#### Provided information

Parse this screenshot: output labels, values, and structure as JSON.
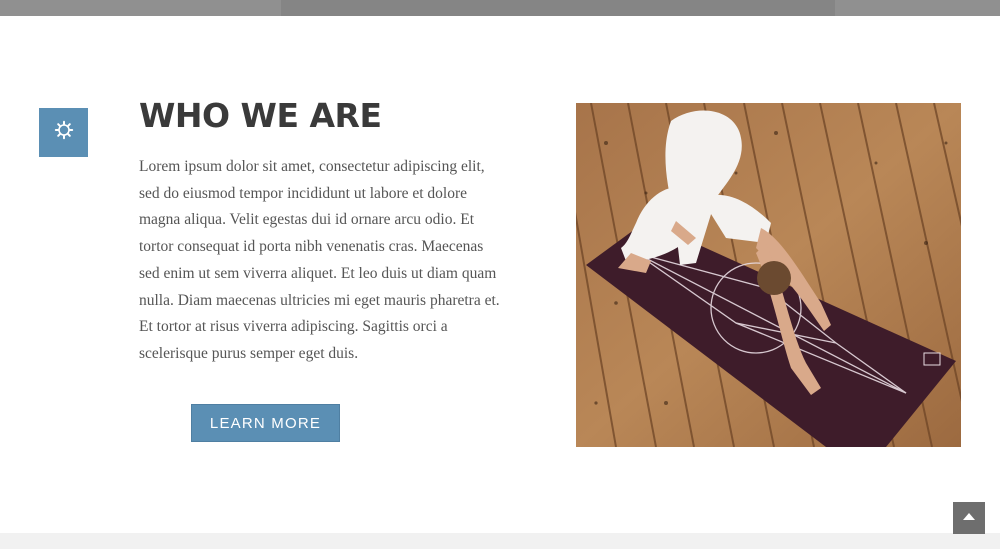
{
  "section": {
    "icon": "gear-icon",
    "title": "WHO WE ARE",
    "paragraph_lines": [
      "Lorem ipsum dolor sit amet, consectetur adipiscing elit,",
      "sed do eiusmod tempor incididunt ut labore et dolore",
      "magna aliqua. Velit egestas dui id ornare arcu odio. Et",
      "tortor consequat id porta nibh venenatis cras. Maecenas",
      "sed enim ut sem viverra aliquet. Et leo duis ut diam quam",
      "nulla. Diam maecenas ultricies mi eget mauris pharetra et.",
      "Et tortor at risus viverra adipiscing. Sagittis orci a",
      "scelerisque purus semper eget duis."
    ],
    "button_label": "LEARN MORE"
  },
  "photo": {
    "subject": "yoga-downward-dog-photo"
  },
  "scroll_top": {
    "icon": "chevron-up-icon"
  },
  "colors": {
    "accent": "#5b8fb4",
    "title": "#3a3a3a",
    "body_text": "#555555",
    "top_bar": "#909090",
    "scroll_button": "#6e6e6e"
  }
}
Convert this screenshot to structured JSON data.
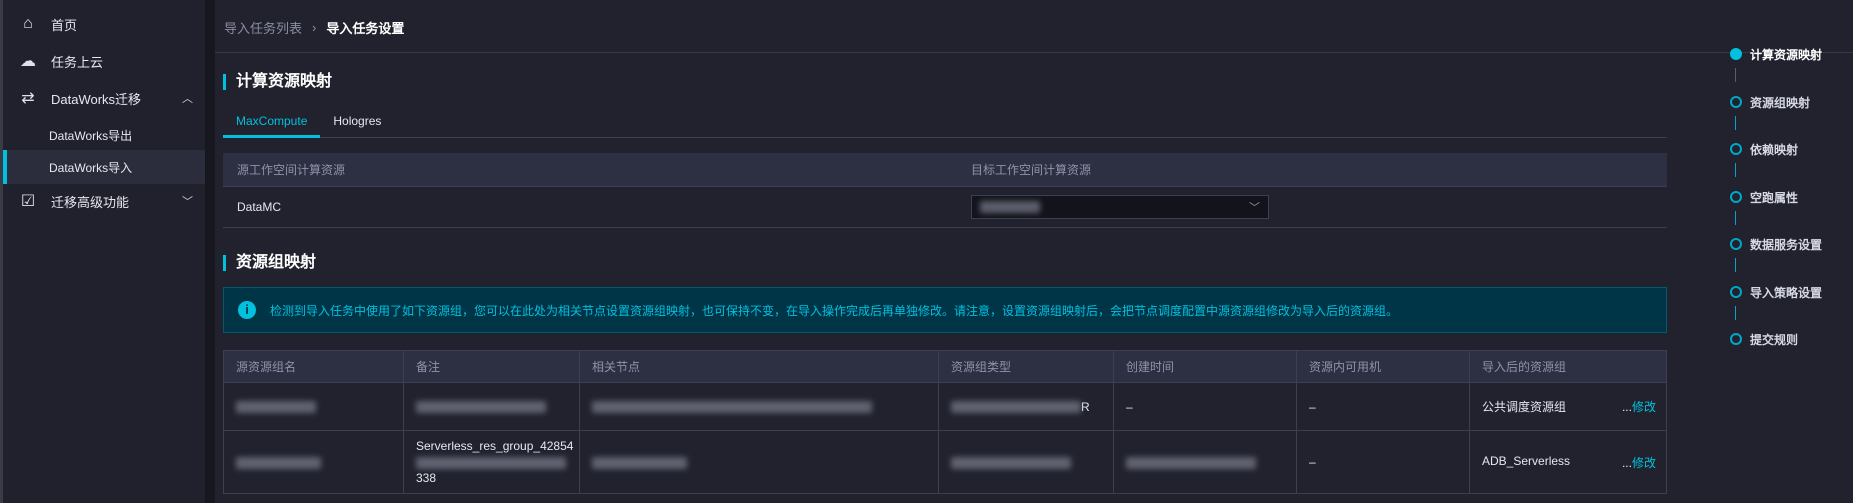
{
  "sidebar": {
    "items": [
      {
        "label": "首页",
        "icon": "home-icon"
      },
      {
        "label": "任务上云",
        "icon": "cloud-upload-icon"
      },
      {
        "label": "DataWorks迁移",
        "icon": "migrate-icon",
        "expanded": true,
        "children": [
          {
            "label": "DataWorks导出"
          },
          {
            "label": "DataWorks导入",
            "active": true
          }
        ]
      },
      {
        "label": "迁移高级功能",
        "icon": "calendar-check-icon",
        "expanded": false
      }
    ]
  },
  "breadcrumb": {
    "parent": "导入任务列表",
    "separator": "›",
    "current": "导入任务设置"
  },
  "compute": {
    "title": "计算资源映射",
    "tabs": [
      "MaxCompute",
      "Hologres"
    ],
    "active_tab": "MaxCompute",
    "columns": [
      "源工作空间计算资源",
      "目标工作空间计算资源"
    ],
    "rows": [
      {
        "source": "DataMC"
      }
    ]
  },
  "resource_group": {
    "title": "资源组映射",
    "alert": "检测到导入任务中使用了如下资源组，您可以在此处为相关节点设置资源组映射，也可保持不变，在导入操作完成后再单独修改。请注意，设置资源组映射后，会把节点调度配置中源资源组修改为导入后的资源组。",
    "columns": [
      "源资源组名",
      "备注",
      "相关节点",
      "资源组类型",
      "创建时间",
      "资源内可用机",
      "导入后的资源组"
    ],
    "rows": [
      {
        "created": "–",
        "machines": "–",
        "target": "公共调度资源组",
        "type_suffix": "R"
      },
      {
        "note_line1": "Serverless_res_group_42854",
        "note_line3": "338",
        "machines": "–",
        "target": "ADB_Serverless"
      }
    ],
    "edit_prefix": "...",
    "edit_label": "修改"
  },
  "steps": [
    {
      "label": "计算资源映射",
      "active": true
    },
    {
      "label": "资源组映射"
    },
    {
      "label": "依赖映射"
    },
    {
      "label": "空跑属性"
    },
    {
      "label": "数据服务设置"
    },
    {
      "label": "导入策略设置"
    },
    {
      "label": "提交规则"
    }
  ],
  "colors": {
    "accent": "#00c1de",
    "background": "#21222e",
    "alert_bg": "#003447"
  }
}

########

Prompt.
Above are the records; copy every line in them that holds the word "screenshot".

Correct response.
Parse this screenshot: output labels, values, and structure as JSON.
Convert this screenshot to structured JSON data.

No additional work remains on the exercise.